▸ **DESCRIPTION OF THE TASK**
Note each line that includes the word "text". Copy those lines.

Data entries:
** BEGIN **

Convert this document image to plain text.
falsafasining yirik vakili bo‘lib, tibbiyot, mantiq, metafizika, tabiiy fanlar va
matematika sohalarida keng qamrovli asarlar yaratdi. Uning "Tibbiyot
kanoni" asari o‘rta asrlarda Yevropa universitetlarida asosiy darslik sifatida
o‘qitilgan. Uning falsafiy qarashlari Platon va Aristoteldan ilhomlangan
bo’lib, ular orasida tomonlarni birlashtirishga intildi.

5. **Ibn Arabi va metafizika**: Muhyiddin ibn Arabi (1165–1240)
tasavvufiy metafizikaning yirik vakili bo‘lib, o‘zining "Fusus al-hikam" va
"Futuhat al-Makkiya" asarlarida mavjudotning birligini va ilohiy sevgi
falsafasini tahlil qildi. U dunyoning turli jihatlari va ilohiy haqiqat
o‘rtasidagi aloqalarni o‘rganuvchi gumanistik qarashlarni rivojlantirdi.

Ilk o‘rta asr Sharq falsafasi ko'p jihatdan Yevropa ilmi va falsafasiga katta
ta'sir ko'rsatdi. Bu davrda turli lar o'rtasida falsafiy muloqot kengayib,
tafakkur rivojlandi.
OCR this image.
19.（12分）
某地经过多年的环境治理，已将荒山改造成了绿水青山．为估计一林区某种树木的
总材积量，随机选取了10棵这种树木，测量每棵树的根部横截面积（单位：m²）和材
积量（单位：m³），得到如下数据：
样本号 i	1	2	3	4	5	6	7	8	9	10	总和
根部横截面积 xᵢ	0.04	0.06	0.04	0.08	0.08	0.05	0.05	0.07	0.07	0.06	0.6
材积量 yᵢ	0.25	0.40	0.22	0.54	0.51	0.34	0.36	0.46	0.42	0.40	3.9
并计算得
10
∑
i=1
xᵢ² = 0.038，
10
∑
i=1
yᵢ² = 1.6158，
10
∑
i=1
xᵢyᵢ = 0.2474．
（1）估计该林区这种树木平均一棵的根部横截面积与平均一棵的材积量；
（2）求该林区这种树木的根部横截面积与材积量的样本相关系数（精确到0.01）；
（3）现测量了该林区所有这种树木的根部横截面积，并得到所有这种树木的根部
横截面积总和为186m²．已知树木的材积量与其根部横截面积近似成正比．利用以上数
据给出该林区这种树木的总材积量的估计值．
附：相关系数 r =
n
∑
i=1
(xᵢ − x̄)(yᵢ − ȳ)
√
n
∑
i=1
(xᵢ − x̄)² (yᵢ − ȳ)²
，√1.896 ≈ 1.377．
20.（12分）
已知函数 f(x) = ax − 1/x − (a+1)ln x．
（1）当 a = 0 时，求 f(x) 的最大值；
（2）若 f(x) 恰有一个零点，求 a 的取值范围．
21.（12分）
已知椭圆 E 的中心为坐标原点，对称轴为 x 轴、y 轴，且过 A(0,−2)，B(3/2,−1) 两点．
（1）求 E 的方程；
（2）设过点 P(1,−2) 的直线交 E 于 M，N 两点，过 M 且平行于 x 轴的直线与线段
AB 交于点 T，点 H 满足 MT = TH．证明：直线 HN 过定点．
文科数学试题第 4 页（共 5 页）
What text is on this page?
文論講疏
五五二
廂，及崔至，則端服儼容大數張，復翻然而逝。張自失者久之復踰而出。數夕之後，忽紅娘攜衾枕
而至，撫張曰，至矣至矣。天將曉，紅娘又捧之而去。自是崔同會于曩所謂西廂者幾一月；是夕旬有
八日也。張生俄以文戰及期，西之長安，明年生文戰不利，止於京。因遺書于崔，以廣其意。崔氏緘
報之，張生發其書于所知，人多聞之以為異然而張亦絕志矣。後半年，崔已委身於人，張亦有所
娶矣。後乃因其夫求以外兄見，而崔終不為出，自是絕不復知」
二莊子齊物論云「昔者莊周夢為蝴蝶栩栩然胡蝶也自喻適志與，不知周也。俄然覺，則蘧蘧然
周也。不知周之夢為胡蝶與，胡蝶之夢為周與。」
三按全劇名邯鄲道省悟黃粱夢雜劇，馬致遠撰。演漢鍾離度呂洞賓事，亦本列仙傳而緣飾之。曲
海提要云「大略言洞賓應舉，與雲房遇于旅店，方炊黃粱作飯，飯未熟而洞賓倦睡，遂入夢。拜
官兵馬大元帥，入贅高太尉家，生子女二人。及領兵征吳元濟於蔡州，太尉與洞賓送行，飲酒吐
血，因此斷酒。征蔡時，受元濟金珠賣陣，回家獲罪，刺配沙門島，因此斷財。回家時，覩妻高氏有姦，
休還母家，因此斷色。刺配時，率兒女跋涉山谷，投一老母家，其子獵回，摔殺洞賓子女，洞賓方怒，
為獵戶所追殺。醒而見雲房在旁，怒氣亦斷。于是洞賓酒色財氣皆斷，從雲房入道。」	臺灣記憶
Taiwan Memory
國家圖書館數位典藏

** END **

▸ **EXPECTED OUTPUT**
Convert this document image to plain text.
What text is on this page?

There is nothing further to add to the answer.